*** DATA PROVIDED
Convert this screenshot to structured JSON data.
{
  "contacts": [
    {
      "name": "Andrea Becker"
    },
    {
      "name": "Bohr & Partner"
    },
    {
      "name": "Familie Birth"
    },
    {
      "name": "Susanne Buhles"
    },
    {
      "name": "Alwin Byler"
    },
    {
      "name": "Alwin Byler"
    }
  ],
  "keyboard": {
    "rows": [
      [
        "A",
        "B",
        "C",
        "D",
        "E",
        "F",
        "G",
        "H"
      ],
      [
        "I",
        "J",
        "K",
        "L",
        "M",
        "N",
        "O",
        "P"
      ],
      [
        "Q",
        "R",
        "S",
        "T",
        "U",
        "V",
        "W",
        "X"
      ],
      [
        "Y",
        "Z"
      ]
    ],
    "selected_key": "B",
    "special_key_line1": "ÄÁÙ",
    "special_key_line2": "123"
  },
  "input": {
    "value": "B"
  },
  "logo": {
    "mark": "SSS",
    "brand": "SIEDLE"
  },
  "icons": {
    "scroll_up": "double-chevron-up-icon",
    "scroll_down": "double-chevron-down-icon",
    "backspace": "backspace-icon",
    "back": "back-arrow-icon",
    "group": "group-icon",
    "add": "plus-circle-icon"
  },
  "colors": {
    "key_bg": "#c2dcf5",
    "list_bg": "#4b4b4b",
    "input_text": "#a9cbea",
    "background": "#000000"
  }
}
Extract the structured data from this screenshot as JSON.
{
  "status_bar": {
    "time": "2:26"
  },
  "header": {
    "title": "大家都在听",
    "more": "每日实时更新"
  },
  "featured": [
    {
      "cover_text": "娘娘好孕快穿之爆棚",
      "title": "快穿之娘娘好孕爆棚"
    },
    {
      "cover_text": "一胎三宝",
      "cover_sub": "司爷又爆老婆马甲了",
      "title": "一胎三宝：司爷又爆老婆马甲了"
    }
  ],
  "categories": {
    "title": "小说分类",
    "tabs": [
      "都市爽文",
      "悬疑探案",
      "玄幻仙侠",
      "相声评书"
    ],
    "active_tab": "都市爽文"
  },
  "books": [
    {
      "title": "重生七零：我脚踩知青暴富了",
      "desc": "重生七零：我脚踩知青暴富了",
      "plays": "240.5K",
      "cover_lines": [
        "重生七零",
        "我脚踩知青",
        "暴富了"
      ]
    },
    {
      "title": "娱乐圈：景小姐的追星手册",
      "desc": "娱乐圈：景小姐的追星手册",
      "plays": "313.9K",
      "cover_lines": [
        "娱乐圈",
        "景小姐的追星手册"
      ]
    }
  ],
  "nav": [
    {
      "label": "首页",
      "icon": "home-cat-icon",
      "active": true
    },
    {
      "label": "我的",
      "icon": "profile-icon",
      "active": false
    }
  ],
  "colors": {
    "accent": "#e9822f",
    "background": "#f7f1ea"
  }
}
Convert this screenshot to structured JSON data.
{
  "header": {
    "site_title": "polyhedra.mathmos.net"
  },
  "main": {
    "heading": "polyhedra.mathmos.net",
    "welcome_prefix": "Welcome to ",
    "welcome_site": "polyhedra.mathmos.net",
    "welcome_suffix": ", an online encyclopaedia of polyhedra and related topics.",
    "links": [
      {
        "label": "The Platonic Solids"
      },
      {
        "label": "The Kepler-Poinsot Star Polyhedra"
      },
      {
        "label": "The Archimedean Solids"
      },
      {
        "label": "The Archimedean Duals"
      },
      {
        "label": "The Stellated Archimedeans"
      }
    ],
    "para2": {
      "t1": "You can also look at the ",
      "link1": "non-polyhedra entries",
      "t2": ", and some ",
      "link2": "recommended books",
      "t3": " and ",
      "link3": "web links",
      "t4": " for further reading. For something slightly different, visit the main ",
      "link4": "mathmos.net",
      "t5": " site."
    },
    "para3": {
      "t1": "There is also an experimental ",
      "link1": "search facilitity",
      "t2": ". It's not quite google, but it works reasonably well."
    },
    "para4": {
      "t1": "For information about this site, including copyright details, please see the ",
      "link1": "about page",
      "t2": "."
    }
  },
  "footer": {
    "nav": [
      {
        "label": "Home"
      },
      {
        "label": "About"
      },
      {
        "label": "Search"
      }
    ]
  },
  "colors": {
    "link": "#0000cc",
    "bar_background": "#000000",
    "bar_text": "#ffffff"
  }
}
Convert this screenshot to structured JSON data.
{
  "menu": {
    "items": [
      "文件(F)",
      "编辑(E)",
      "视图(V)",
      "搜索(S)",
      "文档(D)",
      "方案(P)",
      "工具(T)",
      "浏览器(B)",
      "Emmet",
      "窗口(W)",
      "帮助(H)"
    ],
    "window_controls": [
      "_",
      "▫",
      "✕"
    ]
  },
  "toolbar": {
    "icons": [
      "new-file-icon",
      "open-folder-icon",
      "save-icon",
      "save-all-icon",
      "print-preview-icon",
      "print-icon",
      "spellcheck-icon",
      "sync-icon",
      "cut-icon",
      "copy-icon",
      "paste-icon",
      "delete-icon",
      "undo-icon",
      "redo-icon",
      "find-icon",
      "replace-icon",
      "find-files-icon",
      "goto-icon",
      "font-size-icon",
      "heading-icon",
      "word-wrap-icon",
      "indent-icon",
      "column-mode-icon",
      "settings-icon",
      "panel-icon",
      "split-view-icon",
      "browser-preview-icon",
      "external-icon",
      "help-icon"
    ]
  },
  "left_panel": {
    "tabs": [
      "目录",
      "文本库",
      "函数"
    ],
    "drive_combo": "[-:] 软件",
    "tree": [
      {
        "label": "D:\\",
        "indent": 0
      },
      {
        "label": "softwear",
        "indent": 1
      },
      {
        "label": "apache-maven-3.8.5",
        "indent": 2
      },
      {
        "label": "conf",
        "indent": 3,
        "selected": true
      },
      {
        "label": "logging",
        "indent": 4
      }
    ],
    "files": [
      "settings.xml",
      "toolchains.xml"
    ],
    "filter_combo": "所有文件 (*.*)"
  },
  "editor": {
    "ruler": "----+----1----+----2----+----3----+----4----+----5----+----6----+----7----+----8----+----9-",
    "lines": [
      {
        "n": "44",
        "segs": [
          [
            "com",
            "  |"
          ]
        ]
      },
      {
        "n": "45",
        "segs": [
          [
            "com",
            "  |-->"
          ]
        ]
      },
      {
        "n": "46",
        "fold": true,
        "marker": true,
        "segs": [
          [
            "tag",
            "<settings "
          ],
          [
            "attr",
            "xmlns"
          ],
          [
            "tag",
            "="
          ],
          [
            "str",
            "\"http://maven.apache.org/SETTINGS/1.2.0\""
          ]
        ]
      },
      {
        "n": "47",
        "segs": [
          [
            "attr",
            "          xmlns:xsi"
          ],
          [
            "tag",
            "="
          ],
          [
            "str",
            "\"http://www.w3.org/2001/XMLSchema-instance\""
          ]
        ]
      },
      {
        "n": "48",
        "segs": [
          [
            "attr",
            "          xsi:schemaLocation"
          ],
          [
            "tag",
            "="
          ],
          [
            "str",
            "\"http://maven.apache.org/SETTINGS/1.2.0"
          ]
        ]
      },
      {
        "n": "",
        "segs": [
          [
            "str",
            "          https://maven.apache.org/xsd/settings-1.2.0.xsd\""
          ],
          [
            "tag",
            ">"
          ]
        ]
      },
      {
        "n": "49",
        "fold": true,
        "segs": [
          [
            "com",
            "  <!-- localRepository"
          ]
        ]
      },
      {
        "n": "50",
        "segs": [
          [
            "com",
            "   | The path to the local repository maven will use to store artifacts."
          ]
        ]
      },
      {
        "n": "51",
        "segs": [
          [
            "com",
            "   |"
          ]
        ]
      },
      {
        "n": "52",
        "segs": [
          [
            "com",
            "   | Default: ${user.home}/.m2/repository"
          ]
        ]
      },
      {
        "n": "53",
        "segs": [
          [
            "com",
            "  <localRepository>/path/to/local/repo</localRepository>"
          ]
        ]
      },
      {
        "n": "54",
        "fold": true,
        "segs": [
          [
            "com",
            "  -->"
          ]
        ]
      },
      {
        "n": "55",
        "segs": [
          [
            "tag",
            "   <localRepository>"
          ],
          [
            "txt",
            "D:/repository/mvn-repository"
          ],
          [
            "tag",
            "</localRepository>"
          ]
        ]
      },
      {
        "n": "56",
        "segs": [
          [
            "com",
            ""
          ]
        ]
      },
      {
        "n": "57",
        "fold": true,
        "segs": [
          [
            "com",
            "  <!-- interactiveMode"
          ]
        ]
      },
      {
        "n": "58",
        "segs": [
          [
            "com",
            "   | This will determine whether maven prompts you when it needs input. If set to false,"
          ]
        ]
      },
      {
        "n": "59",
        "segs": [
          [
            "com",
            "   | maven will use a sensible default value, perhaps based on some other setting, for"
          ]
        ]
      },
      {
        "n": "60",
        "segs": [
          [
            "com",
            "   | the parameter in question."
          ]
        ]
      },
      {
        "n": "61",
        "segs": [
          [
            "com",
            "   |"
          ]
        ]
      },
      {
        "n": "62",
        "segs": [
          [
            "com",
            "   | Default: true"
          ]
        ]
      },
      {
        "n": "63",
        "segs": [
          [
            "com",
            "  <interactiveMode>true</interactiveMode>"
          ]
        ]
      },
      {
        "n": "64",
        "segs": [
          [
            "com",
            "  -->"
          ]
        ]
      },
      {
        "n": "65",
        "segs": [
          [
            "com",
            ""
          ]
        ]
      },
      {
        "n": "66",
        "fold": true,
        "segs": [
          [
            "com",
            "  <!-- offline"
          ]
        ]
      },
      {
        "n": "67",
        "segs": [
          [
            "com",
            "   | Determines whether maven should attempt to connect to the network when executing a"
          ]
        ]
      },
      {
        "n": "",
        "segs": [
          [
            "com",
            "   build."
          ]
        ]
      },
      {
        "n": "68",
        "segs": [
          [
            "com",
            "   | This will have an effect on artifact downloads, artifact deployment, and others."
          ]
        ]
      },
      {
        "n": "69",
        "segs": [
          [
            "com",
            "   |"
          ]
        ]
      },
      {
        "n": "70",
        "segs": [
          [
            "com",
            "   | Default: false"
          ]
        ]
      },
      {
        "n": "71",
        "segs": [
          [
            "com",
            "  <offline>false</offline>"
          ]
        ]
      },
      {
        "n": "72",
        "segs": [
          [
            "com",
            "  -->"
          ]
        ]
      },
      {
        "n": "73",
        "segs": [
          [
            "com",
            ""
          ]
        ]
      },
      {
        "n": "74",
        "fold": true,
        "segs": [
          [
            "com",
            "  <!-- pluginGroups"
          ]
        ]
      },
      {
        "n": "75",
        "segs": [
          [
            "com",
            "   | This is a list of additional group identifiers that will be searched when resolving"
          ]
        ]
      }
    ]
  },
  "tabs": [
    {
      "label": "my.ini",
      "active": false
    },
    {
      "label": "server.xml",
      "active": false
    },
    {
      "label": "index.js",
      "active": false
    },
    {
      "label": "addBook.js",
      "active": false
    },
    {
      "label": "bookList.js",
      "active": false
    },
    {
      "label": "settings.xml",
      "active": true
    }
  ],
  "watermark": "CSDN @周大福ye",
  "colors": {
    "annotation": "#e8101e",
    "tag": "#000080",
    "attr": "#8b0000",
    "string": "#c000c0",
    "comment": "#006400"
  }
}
******
- _WHAT THE TASK ASKS_
Look through the lines above and collect those with the word "preview".

- _RESULT_
      "print-preview-icon",
      "browser-preview-icon",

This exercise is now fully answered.